Document
# RMEF Donation



## beltramidave (Jan 6, 2016)

Was asked to make a cribbage board for Rocky Mountain Elk Foundation auction in Montana by my BIL. Actually made 2. First one, made from .75" maple cupped terribly after carvng (even after being sealed) despite wood being in my shop for 2+ years. Was able to get it to lay flat again, but was not confident that it would stay, so I took Honest John's advice and bought a !' pine round from Menards to make the second one.

Going to send both, hope they do well. Was quite pleased for my first go around..


----------



## RainMan 2.0 (May 6, 2014)

Super impressive Dave . I used to hear people talk about this game ,but have no idea how it works . 
Love the art work in yours , wow !


----------



## beltramidave (Jan 6, 2016)

RainMan 2.0 said:


> Super impressive Dave . I used to hear people talk about this game ,but have no idea how it works .
> Love the art work in yours , wow !


I have no idea how to play either. Was fun yet frustrating. Thanks for the comments.


----------



## MoHawk (Dec 8, 2013)

Very nice work and I don't know how to play Cribbage either!


----------



## Herb Stoops (Aug 28, 2012)

Great job, I know how to play, but never saw as fancy a cribbage board as those. 
Very well done,
Herb


----------



## Scottart (Jan 8, 2015)

Dave

Interesting must be the week to donation to the Elk foundation. I am also shipping a piece to the RMEF foundation banquet in Seeley, Montana. where is yours going?


----------



## difalkner (Jan 3, 2012)

That's a great looking game board, Dave! Like others, I have no idea how to play the game but the boards have always looked interesting.

David


----------



## Scottart (Jan 8, 2015)

cribbage is a great game fun to teach the grand kiddos.


----------



## beltramidave (Jan 6, 2016)

Scottart said:


> Dave
> 
> Interesting must be the week to donation to the Elk foundation. I am also shipping a piece to the RMEF foundation banquet in Seeley, Montana. where is yours going?


Great Falls. I saw your design, very nice! Wish I could paint...


----------



## honesttjohn (Feb 17, 2015)

Set task A
Retype the entries from the line containing "window-right xyxy=(698,222,709,274)" down to the line containing "balcony-bench xyxy=(634,2,690,32)", including both of those lines.

(Entries from a collection)
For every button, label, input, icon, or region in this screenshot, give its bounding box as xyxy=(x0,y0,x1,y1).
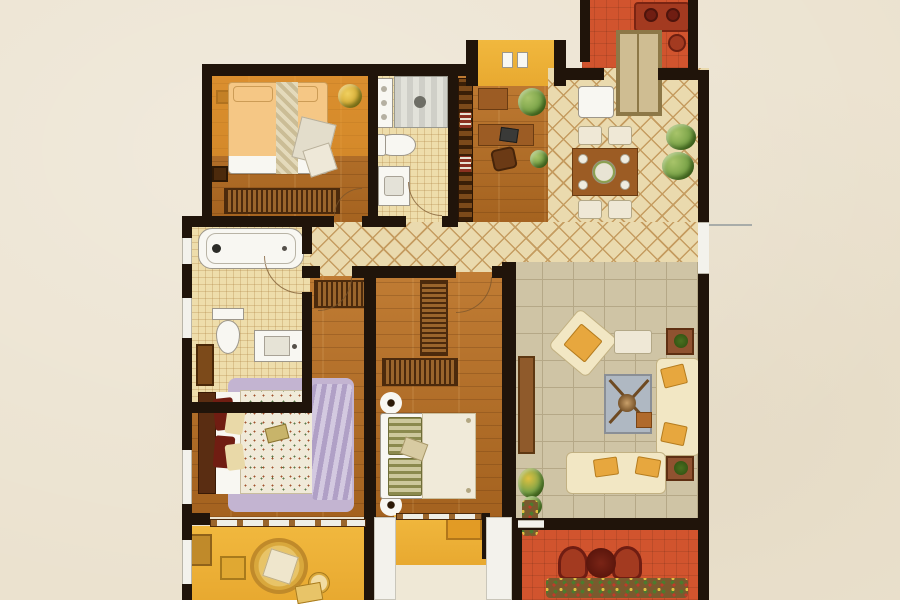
window-right xyxy=(698,222,709,274)
wall-balcony-tr-right xyxy=(688,0,698,78)
wall-bm-left-stub xyxy=(364,517,374,600)
balcony-bottom-middle-mat xyxy=(394,565,488,600)
wall-bath1-bottom xyxy=(184,402,310,413)
sofa-bottom-cushion2 xyxy=(635,456,662,478)
window-left-3 xyxy=(182,450,192,504)
study-plant-small xyxy=(530,150,548,168)
balcony-bench xyxy=(634,2,690,32)
wall-top-main xyxy=(202,64,470,76)
bedroom-left-dresser xyxy=(196,344,214,386)
platform-unit2 xyxy=(517,52,528,68)
tv-cabinet xyxy=(518,356,535,454)
wall-platform-left xyxy=(466,40,478,86)
bedroom1-wardrobe xyxy=(224,188,340,214)
slider-bed2-balcony xyxy=(210,519,366,527)
washer-knob1 xyxy=(381,86,387,92)
bedroom-middle-wardrobe-tall xyxy=(420,280,448,356)
balcony-bl-table xyxy=(220,556,246,580)
wall-bedroom1-left xyxy=(202,64,212,227)
bathtub-tap xyxy=(282,246,287,251)
entry-door-frame xyxy=(616,30,662,116)
wall-right-upper xyxy=(698,70,709,222)
vanity-left-sink xyxy=(264,336,290,356)
bench-bowl2 xyxy=(666,8,680,22)
bed1-runner xyxy=(276,82,298,174)
books-red xyxy=(460,112,471,128)
bed3-tuft1 xyxy=(466,418,471,423)
window-left-2 xyxy=(182,298,192,338)
study-cabinet xyxy=(478,88,508,110)
sofa-bottom-cushion1 xyxy=(593,456,619,477)
toilet-left-tank xyxy=(212,308,244,320)
bed3-duvet xyxy=(422,413,476,499)
wall-terrace-right xyxy=(698,518,709,600)
dining-plate-2 xyxy=(620,154,630,164)
wall-bath2-right xyxy=(448,64,458,226)
wall-right-lower xyxy=(698,274,709,520)
balcony-bl-shelf xyxy=(190,534,212,566)
wall-balcony-tr-left xyxy=(580,0,590,62)
wall-bath1-right-b xyxy=(302,292,312,413)
wall-bed2-bed3 xyxy=(364,272,376,517)
side-table-bottom-plant xyxy=(674,461,688,475)
vanity-left-tap xyxy=(292,344,297,349)
dining-plate-1 xyxy=(578,154,588,164)
window-balcony-bm-left xyxy=(374,517,396,600)
window-balcony-bl xyxy=(182,540,192,584)
vanity-top-sink xyxy=(384,176,404,196)
entry-door-leaf xyxy=(637,34,639,112)
dining-chair-2 xyxy=(608,126,632,145)
dining-plant-1 xyxy=(666,124,696,150)
bedroom1-plant xyxy=(338,84,362,108)
balcony-pot xyxy=(668,34,686,52)
wall-bed1-bath2 xyxy=(368,64,378,227)
floor-plan xyxy=(0,0,900,600)
wall-bath1-right-a xyxy=(302,216,312,254)
shower-drain xyxy=(414,96,426,108)
dining-chair-3 xyxy=(578,200,602,219)
wall-bed1-bottom-b xyxy=(362,216,378,227)
terrace-chair-left xyxy=(558,546,588,580)
coffee-tray xyxy=(636,412,652,428)
dining-plate-4 xyxy=(620,180,630,190)
window-left-1 xyxy=(182,238,192,264)
platform-unit1 xyxy=(502,52,513,68)
bed1-stool xyxy=(212,166,228,182)
terrace-flower-bed xyxy=(546,578,688,598)
bench-bowl1 xyxy=(644,8,658,22)
slider-living-terrace xyxy=(518,520,544,528)
washer-knob2 xyxy=(381,100,387,106)
washer-knob3 xyxy=(381,114,387,120)
bathtub-drain xyxy=(212,244,221,253)
bed3-tuft2 xyxy=(466,488,471,493)
dining-plate-3 xyxy=(578,180,588,190)
slider-bed3-balcony xyxy=(396,513,482,520)
dining-chair-4 xyxy=(608,200,632,219)
wall-bath2-bottom-a xyxy=(378,216,406,227)
dining-plant-2 xyxy=(662,152,694,180)
window-balcony-bm-right xyxy=(486,517,512,600)
console-table xyxy=(614,330,652,354)
bed2-pillow-cream2 xyxy=(224,443,245,471)
wall-bath2-bottom-b xyxy=(442,216,458,227)
study-plant xyxy=(518,88,546,116)
dining-centerpiece xyxy=(592,160,616,184)
fridge xyxy=(578,86,614,118)
dimension-line xyxy=(706,224,752,226)
side-table-top-plant xyxy=(674,334,688,348)
bookshelf xyxy=(458,78,473,222)
nightstand-lamp-top xyxy=(380,392,402,414)
bed3-pillow2 xyxy=(388,458,422,496)
living-plant xyxy=(518,468,544,498)
wall-hall-bottom-a xyxy=(302,266,320,278)
bed2-purple-throw xyxy=(312,384,352,500)
desk-laptop xyxy=(499,127,519,143)
coffee-table-deco xyxy=(618,394,636,412)
wall-bed3-living xyxy=(502,262,516,518)
bedroom-middle-wardrobe xyxy=(382,358,458,386)
dining-chair-1 xyxy=(578,126,602,145)
wall-dining-top-left xyxy=(556,68,604,80)
terrace-chair-right xyxy=(612,546,642,580)
books-red2 xyxy=(460,156,471,172)
terrace-table xyxy=(586,548,616,578)
wall-bl-stub xyxy=(182,513,210,525)
wall-bed1-bottom-a xyxy=(202,216,334,227)
balcony-bl-rug xyxy=(295,582,324,604)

Set task B
In the cribbage board thread, where did beltramidave say his donated board was going?

Full answer A
window-right xyxy=(698,222,709,274)
wall-balcony-tr-right xyxy=(688,0,698,78)
wall-bm-left-stub xyxy=(364,517,374,600)
balcony-bottom-middle-mat xyxy=(394,565,488,600)
wall-bath1-bottom xyxy=(184,402,310,413)
sofa-bottom-cushion2 xyxy=(635,456,662,478)
window-left-3 xyxy=(182,450,192,504)
study-plant-small xyxy=(530,150,548,168)
balcony-bench xyxy=(634,2,690,32)

Full answer B
Great Falls.